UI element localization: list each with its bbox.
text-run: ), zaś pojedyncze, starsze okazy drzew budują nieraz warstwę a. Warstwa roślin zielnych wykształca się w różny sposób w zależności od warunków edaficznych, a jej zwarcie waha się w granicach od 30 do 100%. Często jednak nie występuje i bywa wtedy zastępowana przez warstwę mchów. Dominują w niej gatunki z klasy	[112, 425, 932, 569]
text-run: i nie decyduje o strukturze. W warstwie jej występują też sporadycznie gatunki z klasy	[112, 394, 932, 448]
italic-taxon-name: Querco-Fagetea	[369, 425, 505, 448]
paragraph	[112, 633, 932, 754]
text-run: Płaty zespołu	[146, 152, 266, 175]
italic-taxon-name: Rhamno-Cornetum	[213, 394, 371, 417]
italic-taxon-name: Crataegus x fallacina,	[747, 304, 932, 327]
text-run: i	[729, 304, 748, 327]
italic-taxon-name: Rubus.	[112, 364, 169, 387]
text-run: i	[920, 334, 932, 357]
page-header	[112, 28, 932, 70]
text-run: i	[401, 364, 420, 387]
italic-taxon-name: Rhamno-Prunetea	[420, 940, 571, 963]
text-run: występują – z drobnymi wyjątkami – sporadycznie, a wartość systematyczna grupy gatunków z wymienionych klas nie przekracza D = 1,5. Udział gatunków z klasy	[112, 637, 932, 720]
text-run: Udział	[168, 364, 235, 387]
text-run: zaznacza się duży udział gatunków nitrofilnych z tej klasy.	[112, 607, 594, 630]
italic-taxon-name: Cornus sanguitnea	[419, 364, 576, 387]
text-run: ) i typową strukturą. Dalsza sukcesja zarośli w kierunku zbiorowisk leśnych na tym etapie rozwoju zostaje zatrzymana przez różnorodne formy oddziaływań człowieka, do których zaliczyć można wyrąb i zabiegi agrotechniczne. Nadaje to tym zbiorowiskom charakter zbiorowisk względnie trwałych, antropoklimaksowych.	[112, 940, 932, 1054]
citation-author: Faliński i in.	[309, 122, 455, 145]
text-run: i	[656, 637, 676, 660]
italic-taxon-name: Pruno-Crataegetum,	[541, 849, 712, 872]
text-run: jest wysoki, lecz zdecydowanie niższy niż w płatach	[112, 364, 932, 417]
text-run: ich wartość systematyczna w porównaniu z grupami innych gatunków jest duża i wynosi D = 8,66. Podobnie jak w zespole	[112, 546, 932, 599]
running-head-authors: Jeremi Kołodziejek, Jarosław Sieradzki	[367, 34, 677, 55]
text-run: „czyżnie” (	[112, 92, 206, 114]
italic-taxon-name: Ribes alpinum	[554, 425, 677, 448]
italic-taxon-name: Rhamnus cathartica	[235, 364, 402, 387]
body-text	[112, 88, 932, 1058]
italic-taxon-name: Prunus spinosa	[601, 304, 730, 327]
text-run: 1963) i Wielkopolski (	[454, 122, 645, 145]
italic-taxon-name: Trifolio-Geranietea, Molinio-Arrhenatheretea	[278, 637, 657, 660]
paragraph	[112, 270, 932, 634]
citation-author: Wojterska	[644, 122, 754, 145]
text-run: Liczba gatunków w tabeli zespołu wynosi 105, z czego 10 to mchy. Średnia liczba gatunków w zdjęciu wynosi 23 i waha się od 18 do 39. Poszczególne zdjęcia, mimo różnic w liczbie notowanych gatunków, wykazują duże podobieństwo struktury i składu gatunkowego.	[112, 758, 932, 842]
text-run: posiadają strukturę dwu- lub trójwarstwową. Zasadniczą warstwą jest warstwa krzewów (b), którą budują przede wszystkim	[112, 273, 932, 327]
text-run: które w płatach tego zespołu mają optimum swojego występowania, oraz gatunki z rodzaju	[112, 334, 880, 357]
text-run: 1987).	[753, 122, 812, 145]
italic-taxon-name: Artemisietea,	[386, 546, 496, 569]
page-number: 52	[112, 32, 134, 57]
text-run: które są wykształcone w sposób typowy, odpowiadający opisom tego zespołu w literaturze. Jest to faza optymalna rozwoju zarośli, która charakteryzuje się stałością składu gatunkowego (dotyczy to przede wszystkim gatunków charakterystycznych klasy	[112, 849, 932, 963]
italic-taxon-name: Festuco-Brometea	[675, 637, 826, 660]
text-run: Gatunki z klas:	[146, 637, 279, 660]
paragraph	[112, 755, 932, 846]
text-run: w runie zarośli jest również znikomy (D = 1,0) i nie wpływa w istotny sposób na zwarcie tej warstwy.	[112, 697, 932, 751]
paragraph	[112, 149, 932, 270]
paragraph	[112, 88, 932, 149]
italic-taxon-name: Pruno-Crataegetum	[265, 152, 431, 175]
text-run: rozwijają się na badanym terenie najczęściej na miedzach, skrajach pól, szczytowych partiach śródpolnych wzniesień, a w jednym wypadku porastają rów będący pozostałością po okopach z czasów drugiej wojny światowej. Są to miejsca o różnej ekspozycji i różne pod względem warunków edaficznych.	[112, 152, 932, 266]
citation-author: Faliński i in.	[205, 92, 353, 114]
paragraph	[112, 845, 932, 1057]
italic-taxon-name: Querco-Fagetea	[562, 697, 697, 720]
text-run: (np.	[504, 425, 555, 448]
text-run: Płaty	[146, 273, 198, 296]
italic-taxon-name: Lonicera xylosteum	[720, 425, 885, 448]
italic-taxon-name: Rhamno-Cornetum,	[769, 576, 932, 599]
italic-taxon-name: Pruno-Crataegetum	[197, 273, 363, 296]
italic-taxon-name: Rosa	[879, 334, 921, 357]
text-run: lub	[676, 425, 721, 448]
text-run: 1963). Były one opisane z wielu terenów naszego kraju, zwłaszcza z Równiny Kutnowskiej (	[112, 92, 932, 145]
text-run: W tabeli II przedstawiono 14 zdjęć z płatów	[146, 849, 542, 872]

****

§ **TASK REQUIREMENTS**
Reproduce the material verbatim, from its first line through the line containing "text-run: jest wysoki, lecz", with that line included.

§ **OUTPUT FOR THIS EXERCISE**
UI element localization: list each with its bbox.
text-run: ), zaś pojedyncze, starsze okazy drzew budują nieraz warstwę a. Warstwa roślin zielnych wykształca się w różny sposób w zależności od warunków edaficznych, a jej zwarcie waha się w granicach od 30 do 100%. Często jednak nie występuje i bywa wtedy zastępowana przez warstwę mchów. Dominują w niej gatunki z klasy	[112, 425, 932, 569]
text-run: i nie decyduje o strukturze. W warstwie jej występują też sporadycznie gatunki z klasy	[112, 394, 932, 448]
italic-taxon-name: Querco-Fagetea	[369, 425, 505, 448]
paragraph	[112, 633, 932, 754]
text-run: Płaty zespołu	[146, 152, 266, 175]
italic-taxon-name: Rhamno-Cornetum	[213, 394, 371, 417]
italic-taxon-name: Crataegus x fallacina,	[747, 304, 932, 327]
text-run: i	[729, 304, 748, 327]
italic-taxon-name: Rubus.	[112, 364, 169, 387]
text-run: i	[920, 334, 932, 357]
page-header	[112, 28, 932, 70]
text-run: i	[401, 364, 420, 387]
italic-taxon-name: Rhamno-Prunetea	[420, 940, 571, 963]
text-run: występują – z drobnymi wyjątkami – sporadycznie, a wartość systematyczna grupy gatunków z wymienionych klas nie przekracza D = 1,5. Udział gatunków z klasy	[112, 637, 932, 720]
text-run: Udział	[168, 364, 235, 387]
text-run: zaznacza się duży udział gatunków nitrofilnych z tej klasy.	[112, 607, 594, 630]
italic-taxon-name: Cornus sanguitnea	[419, 364, 576, 387]
text-run: ) i typową strukturą. Dalsza sukcesja zarośli w kierunku zbiorowisk leśnych na tym etapie rozwoju zostaje zatrzymana przez różnorodne formy oddziaływań człowieka, do których zaliczyć można wyrąb i zabiegi agrotechniczne. Nadaje to tym zbiorowiskom charakter zbiorowisk względnie trwałych, antropoklimaksowych.	[112, 940, 932, 1054]
citation-author: Faliński i in.	[309, 122, 455, 145]
text-run: i	[656, 637, 676, 660]
italic-taxon-name: Pruno-Crataegetum,	[541, 849, 712, 872]
text-run: jest wysoki, lecz zdecydowanie niższy niż w płatach	[112, 364, 932, 417]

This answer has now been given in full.